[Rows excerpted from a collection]
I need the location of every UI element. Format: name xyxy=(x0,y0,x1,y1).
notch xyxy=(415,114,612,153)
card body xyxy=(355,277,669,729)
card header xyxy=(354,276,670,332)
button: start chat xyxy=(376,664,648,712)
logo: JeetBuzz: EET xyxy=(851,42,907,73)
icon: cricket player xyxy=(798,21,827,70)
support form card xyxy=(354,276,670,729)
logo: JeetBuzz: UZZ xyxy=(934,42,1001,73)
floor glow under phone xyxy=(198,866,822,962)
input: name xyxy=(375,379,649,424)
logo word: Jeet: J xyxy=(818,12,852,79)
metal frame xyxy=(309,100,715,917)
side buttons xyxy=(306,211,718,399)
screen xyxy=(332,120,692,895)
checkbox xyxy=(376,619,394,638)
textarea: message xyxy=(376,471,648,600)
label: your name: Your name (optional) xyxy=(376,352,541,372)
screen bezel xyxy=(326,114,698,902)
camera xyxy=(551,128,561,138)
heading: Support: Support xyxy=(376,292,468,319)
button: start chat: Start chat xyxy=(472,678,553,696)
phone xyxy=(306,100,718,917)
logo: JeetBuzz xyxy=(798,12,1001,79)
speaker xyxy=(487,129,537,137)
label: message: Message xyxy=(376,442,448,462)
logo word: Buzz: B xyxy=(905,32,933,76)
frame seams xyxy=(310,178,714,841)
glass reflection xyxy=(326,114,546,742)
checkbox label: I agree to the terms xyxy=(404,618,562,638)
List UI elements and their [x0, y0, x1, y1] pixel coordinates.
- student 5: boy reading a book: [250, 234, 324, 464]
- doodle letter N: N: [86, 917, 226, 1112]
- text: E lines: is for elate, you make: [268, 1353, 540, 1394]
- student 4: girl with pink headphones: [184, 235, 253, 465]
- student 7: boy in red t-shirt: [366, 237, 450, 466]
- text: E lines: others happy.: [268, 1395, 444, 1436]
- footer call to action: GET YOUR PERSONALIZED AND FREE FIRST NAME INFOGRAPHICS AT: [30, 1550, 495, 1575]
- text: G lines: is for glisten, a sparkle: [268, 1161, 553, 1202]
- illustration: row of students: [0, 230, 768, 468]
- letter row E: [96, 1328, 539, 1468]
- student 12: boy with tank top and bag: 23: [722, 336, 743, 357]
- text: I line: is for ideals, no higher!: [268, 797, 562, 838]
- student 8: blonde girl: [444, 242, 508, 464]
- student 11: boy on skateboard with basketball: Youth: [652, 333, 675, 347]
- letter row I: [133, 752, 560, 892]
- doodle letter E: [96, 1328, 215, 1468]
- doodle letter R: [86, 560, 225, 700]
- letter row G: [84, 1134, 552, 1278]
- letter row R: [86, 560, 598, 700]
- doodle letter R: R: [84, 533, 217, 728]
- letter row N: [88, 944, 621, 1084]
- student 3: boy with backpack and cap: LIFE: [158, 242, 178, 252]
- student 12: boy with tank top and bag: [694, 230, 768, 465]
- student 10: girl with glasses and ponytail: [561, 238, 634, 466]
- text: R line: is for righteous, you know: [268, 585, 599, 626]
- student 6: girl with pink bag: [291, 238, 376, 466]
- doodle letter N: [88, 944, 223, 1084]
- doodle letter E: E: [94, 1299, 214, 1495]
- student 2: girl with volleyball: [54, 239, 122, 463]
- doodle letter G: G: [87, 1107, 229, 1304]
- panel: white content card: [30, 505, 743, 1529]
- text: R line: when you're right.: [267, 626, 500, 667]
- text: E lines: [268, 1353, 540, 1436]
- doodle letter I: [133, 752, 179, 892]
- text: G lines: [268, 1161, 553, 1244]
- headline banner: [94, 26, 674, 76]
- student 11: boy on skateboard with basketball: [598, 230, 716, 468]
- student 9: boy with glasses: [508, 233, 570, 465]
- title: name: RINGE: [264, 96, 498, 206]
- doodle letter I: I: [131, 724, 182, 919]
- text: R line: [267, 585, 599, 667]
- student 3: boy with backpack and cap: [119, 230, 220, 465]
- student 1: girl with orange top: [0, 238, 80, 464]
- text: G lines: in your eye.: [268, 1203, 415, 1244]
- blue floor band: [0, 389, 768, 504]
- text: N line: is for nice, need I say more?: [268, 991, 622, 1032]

---

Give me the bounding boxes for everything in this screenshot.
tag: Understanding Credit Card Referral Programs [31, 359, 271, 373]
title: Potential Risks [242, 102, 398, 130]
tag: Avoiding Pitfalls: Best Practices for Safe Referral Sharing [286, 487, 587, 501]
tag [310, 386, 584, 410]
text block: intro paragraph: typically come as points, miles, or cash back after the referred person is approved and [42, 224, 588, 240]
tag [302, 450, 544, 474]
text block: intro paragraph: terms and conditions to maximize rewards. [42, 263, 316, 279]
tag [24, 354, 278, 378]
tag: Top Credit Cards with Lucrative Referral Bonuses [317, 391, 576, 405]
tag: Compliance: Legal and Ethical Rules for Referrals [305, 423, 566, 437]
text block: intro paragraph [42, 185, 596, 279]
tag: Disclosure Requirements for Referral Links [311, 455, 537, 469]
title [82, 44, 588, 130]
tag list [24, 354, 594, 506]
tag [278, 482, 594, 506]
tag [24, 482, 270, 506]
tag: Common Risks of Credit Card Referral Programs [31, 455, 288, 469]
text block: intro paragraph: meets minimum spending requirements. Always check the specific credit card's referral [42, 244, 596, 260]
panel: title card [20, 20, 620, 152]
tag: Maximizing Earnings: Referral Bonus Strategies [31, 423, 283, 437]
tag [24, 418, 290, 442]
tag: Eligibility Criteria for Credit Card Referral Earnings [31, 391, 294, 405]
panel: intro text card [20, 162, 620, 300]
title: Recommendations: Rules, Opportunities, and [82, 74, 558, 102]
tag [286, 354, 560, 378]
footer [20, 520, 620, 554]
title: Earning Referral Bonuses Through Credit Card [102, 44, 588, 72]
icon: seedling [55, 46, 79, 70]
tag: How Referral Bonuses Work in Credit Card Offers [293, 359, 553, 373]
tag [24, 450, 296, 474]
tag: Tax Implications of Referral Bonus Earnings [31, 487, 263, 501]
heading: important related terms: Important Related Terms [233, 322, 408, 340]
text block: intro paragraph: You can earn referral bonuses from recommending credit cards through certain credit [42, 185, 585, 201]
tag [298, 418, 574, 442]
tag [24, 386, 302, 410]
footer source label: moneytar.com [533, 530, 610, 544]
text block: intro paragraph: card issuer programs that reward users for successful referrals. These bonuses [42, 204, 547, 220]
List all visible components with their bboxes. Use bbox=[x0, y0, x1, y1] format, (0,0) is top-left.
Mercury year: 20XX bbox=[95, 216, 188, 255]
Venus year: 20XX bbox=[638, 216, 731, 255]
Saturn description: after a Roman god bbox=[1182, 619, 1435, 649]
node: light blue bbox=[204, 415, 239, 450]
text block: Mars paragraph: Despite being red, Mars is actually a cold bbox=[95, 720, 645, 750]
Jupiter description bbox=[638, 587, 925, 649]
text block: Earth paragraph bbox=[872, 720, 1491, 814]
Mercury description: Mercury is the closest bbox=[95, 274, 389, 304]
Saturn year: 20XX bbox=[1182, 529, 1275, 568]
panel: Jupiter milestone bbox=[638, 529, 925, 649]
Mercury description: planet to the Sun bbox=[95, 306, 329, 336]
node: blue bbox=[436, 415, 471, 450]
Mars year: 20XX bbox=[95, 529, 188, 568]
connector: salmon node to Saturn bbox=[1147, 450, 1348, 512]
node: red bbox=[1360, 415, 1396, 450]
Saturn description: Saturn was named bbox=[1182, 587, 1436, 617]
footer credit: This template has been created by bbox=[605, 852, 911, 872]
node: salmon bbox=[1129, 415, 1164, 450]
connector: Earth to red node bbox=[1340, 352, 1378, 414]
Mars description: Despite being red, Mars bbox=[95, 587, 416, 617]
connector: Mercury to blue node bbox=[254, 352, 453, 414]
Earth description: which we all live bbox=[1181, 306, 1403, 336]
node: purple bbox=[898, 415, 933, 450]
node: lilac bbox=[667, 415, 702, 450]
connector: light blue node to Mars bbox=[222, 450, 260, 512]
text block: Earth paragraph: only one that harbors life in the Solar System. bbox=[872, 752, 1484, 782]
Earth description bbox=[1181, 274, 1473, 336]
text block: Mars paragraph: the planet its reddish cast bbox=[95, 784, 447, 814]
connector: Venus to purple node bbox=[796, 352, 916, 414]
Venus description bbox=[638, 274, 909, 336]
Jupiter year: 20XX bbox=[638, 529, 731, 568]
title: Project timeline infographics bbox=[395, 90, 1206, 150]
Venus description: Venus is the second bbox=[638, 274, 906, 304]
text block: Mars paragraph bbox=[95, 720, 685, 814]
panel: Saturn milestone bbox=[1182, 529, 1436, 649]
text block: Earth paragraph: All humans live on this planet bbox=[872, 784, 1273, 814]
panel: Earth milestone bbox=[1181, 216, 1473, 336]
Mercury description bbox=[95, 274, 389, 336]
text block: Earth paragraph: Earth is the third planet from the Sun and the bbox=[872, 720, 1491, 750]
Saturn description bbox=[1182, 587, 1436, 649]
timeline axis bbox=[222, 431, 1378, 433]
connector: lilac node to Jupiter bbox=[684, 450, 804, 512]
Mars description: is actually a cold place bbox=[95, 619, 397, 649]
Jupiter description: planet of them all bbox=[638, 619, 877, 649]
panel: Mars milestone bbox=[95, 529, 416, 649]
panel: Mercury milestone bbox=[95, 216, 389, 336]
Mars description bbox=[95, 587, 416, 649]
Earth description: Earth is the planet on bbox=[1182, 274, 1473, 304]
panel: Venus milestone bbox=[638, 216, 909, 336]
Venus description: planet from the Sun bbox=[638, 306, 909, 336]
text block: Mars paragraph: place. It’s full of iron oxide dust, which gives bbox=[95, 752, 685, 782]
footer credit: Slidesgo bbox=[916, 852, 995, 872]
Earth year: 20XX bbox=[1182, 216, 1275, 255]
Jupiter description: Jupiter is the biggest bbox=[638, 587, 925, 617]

Given instruction —
Repeat, word for word, the lines starting at the one that contains "I need the location" and ending at the one that contains "- letter row G: [84, 1134, 552, 1278]".

Reply —
I need the location of every UI element. Format: name xyxy=(x0,y0,x1,y1).
notch xyxy=(415,114,612,153)
card body xyxy=(355,277,669,729)
card header xyxy=(354,276,670,332)
button: start chat xyxy=(376,664,648,712)
logo: JeetBuzz: EET xyxy=(851,42,907,73)
icon: cricket player xyxy=(798,21,827,70)
support form card xyxy=(354,276,670,729)
logo: JeetBuzz: UZZ xyxy=(934,42,1001,73)
floor glow under phone xyxy=(198,866,822,962)
input: name xyxy=(375,379,649,424)
logo word: Jeet: J xyxy=(818,12,852,79)
metal frame xyxy=(309,100,715,917)
side buttons xyxy=(306,211,718,399)
screen xyxy=(332,120,692,895)
checkbox xyxy=(376,619,394,638)
textarea: message xyxy=(376,471,648,600)
label: your name: Your name (optional) xyxy=(376,352,541,372)
screen bezel xyxy=(326,114,698,902)
camera xyxy=(551,128,561,138)
heading: Support: Support xyxy=(376,292,468,319)
button: start chat: Start chat xyxy=(472,678,553,696)
phone xyxy=(306,100,718,917)
logo: JeetBuzz xyxy=(798,12,1001,79)
speaker xyxy=(487,129,537,137)
label: message: Message xyxy=(376,442,448,462)
logo word: Buzz: B xyxy=(905,32,933,76)
frame seams xyxy=(310,178,714,841)
glass reflection xyxy=(326,114,546,742)
checkbox label: I agree to the terms xyxy=(404,618,562,638)
List UI elements and their [x0, y0, x1, y1] pixel coordinates.
- student 5: boy reading a book: [250, 234, 324, 464]
- doodle letter N: N: [86, 917, 226, 1112]
- text: E lines: is for elate, you make: [268, 1353, 540, 1394]
- student 4: girl with pink headphones: [184, 235, 253, 465]
- student 7: boy in red t-shirt: [366, 237, 450, 466]
- text: E lines: others happy.: [268, 1395, 444, 1436]
- footer call to action: GET YOUR PERSONALIZED AND FREE FIRST NAME INFOGRAPHICS AT: [30, 1550, 495, 1575]
- text: G lines: is for glisten, a sparkle: [268, 1161, 553, 1202]
- illustration: row of students: [0, 230, 768, 468]
- letter row E: [96, 1328, 539, 1468]
- student 12: boy with tank top and bag: 23: [722, 336, 743, 357]
- text: I line: is for ideals, no higher!: [268, 797, 562, 838]
- student 8: blonde girl: [444, 242, 508, 464]
- student 11: boy on skateboard with basketball: Youth: [652, 333, 675, 347]
- letter row I: [133, 752, 560, 892]
- doodle letter E: [96, 1328, 215, 1468]
- doodle letter R: [86, 560, 225, 700]
- letter row G: [84, 1134, 552, 1278]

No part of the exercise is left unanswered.